----- Exercise input -----
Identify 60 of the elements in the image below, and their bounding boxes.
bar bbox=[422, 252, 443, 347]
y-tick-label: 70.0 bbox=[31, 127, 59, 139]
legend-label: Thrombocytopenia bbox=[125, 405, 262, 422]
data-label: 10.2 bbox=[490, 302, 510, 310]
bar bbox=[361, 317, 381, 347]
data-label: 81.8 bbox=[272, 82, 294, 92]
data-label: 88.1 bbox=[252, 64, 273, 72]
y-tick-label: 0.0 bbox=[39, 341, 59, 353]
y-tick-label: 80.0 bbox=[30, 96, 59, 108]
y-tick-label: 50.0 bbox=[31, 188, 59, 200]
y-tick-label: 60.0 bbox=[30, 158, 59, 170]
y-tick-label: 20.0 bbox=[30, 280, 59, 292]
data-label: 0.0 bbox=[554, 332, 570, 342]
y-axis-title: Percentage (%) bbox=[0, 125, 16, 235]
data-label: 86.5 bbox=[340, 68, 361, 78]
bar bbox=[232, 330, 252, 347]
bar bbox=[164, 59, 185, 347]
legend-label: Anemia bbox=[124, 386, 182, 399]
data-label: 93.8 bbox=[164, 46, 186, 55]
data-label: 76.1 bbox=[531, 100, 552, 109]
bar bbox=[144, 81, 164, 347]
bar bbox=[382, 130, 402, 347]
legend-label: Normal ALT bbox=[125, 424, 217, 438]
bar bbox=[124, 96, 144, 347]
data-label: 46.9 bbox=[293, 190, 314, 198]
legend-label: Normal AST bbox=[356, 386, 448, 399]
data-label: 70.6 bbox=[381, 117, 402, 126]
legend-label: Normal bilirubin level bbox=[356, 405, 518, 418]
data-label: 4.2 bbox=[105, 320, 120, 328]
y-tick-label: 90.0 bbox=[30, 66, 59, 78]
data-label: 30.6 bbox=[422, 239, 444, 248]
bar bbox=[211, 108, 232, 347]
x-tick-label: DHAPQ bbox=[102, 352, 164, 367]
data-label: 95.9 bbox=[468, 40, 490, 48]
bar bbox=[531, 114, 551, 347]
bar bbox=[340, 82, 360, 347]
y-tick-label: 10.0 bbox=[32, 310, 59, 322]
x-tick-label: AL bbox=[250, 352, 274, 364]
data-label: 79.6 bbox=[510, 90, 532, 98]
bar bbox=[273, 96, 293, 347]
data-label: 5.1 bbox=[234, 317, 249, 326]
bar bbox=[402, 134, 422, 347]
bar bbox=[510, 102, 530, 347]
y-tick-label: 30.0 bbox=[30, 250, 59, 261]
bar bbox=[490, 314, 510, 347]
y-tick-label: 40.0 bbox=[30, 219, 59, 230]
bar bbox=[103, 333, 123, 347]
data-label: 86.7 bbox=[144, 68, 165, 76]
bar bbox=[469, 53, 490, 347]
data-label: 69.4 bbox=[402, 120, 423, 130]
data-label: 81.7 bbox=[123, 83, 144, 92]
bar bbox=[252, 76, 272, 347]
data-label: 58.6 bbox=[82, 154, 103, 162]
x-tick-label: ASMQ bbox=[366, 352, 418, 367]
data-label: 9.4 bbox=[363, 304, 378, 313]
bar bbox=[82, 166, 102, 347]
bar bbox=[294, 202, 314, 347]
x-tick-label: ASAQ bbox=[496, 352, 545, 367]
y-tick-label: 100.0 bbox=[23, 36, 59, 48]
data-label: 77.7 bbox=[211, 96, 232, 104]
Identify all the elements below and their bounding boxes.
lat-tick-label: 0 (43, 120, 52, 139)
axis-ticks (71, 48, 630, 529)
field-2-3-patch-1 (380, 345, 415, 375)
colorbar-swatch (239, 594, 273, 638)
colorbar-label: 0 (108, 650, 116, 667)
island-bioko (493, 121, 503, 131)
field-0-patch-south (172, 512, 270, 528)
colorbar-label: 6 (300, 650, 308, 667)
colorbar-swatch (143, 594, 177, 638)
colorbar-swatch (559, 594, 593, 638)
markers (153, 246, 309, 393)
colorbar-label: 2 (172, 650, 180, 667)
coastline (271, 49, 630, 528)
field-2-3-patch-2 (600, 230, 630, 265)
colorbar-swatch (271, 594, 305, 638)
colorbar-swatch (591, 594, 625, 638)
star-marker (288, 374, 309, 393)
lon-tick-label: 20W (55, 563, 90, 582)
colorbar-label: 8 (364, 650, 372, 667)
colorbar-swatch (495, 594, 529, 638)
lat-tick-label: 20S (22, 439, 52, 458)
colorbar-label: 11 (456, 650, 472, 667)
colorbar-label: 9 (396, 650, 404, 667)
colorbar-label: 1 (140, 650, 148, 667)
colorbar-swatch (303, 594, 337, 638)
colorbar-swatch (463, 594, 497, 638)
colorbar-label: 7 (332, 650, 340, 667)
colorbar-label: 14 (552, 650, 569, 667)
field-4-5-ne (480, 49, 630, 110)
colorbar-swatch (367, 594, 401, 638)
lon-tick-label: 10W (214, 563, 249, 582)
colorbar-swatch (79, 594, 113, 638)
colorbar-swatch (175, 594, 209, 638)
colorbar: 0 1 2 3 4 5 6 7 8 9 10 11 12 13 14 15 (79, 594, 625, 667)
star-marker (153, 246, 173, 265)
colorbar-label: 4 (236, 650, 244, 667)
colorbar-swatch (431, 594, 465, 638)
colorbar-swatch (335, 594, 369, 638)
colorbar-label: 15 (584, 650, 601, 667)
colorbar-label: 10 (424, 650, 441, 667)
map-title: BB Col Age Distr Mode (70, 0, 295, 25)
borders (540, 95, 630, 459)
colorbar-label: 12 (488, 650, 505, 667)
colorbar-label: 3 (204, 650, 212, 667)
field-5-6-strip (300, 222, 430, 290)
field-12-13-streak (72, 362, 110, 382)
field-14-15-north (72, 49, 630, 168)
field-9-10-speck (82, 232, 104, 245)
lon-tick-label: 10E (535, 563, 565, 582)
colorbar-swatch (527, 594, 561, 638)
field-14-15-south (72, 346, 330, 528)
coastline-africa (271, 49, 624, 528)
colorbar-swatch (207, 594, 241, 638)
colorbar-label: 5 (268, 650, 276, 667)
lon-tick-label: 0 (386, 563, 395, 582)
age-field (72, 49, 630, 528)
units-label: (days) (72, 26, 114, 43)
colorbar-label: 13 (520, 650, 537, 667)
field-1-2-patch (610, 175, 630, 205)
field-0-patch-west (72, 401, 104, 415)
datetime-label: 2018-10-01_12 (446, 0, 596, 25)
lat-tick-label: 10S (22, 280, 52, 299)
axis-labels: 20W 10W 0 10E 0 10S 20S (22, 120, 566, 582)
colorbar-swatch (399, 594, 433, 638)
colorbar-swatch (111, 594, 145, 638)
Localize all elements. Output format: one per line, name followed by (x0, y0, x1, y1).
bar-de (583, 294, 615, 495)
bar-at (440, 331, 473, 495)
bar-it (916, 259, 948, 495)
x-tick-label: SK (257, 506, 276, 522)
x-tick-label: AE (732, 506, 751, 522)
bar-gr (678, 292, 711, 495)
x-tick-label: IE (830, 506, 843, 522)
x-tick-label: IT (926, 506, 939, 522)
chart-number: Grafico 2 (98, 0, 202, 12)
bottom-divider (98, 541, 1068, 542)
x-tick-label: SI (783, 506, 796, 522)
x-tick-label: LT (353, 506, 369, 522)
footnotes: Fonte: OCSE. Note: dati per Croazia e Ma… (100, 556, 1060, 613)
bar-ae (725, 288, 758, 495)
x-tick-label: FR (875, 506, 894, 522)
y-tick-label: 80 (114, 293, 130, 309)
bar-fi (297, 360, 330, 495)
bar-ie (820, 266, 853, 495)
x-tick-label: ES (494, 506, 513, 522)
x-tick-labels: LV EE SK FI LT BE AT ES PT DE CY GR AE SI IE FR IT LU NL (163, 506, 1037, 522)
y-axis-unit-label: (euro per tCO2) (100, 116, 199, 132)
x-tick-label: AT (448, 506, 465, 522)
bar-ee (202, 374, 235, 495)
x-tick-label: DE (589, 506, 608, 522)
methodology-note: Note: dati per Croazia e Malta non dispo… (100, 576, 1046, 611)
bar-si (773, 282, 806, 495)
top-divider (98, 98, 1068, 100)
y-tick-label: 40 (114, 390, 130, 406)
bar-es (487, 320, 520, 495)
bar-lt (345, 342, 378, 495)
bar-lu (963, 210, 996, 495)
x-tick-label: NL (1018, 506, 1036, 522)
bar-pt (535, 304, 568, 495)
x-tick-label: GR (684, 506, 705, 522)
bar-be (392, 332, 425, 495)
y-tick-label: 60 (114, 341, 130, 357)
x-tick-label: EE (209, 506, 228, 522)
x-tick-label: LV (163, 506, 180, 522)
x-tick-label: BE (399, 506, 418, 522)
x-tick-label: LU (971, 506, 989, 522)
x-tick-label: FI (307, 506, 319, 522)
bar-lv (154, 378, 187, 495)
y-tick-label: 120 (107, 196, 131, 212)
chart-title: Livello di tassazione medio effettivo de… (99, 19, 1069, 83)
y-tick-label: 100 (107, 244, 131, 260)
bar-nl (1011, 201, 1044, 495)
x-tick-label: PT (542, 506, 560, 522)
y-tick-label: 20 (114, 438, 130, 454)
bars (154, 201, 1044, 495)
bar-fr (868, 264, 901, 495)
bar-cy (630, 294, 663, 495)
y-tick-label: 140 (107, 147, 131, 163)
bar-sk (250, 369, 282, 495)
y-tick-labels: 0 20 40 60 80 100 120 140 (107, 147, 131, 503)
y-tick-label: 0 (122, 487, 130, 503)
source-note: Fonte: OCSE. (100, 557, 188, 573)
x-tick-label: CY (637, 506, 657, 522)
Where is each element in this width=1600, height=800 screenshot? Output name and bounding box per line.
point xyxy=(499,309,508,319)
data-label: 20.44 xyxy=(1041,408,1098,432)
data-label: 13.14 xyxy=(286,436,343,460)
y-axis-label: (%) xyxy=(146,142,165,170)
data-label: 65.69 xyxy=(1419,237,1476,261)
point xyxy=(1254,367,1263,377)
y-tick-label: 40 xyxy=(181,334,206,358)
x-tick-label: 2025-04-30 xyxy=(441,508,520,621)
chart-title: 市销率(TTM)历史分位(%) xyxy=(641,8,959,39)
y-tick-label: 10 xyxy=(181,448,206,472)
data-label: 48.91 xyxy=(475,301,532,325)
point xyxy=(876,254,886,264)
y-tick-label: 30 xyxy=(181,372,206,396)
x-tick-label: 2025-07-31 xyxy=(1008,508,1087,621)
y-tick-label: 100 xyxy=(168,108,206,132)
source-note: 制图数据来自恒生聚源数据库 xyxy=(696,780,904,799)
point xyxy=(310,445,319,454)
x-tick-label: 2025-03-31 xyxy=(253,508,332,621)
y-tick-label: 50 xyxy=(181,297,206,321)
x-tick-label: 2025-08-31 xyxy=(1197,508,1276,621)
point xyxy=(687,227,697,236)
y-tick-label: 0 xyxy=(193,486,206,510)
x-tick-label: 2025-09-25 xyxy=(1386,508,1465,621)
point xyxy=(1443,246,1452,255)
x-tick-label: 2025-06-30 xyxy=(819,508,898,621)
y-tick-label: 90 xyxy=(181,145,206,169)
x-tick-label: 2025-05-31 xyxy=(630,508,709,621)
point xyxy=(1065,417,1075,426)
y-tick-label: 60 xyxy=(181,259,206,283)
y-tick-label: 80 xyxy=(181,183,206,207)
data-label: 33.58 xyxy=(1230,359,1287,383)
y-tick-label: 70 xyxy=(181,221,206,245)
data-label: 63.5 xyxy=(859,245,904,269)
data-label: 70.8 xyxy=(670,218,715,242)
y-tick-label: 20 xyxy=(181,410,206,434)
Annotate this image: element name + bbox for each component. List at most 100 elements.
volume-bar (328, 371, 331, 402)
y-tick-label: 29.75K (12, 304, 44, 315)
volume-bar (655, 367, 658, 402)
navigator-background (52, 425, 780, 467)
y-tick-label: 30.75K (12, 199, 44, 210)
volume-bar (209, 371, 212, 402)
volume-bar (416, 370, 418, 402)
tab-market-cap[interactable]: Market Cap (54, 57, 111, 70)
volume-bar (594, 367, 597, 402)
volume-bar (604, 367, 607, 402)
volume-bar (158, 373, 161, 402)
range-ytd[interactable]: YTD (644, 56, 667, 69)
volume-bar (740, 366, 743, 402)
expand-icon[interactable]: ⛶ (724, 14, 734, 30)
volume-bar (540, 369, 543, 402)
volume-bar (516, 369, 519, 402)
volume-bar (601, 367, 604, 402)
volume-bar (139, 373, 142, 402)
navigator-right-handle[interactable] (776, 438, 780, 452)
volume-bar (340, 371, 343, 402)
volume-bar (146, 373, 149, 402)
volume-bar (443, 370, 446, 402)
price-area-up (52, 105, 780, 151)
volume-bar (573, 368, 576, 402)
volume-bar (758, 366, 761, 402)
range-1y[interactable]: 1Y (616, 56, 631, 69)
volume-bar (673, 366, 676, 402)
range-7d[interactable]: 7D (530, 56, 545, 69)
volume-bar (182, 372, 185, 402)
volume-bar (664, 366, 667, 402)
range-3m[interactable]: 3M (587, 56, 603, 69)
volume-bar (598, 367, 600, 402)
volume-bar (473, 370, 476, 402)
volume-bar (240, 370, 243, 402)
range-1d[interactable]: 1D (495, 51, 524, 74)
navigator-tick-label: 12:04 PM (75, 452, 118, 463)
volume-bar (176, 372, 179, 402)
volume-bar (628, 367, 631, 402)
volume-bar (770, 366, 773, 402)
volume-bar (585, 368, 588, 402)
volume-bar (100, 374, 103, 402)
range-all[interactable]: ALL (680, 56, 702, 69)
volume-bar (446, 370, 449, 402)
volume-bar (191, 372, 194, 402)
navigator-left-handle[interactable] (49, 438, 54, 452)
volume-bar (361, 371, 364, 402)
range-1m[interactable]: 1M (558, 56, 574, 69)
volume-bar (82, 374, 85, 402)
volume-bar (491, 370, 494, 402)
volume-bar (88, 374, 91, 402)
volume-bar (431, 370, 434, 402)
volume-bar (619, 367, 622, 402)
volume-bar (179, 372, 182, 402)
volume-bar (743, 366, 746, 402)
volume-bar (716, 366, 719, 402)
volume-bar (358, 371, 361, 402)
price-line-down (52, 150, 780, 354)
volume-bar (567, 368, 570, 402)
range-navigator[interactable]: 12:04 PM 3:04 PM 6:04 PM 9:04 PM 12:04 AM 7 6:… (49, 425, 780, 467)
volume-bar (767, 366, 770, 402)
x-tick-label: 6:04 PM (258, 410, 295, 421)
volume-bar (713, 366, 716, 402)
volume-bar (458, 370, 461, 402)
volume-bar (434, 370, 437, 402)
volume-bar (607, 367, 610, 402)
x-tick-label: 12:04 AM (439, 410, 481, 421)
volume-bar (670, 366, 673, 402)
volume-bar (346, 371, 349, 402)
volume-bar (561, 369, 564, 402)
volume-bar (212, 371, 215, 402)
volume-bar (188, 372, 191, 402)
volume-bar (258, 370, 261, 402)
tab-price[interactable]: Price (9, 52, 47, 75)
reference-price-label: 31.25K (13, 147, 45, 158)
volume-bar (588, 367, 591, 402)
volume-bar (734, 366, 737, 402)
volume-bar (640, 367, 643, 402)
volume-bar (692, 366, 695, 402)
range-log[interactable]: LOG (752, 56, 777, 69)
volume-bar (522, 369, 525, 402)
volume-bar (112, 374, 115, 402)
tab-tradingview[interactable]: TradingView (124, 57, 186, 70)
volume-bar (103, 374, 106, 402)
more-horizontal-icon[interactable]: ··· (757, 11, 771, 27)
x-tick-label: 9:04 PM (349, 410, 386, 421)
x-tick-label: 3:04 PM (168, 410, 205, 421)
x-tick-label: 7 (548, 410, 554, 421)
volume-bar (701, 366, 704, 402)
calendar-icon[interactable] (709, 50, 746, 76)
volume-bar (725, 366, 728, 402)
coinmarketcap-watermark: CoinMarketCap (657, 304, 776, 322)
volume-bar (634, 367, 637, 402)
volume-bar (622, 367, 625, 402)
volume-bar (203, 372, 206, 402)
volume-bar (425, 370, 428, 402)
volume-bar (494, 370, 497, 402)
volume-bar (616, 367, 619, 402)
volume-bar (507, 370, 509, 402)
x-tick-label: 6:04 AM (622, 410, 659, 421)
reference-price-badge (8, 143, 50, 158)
-----
§ **Directive**: Collect every line of the listing above that contains the string "below", matching case exactly.

§ **Right answer**:
Identify 60 of the elements in the image below, and their bounding boxes.
Identify all the elements below and their bounding boxes.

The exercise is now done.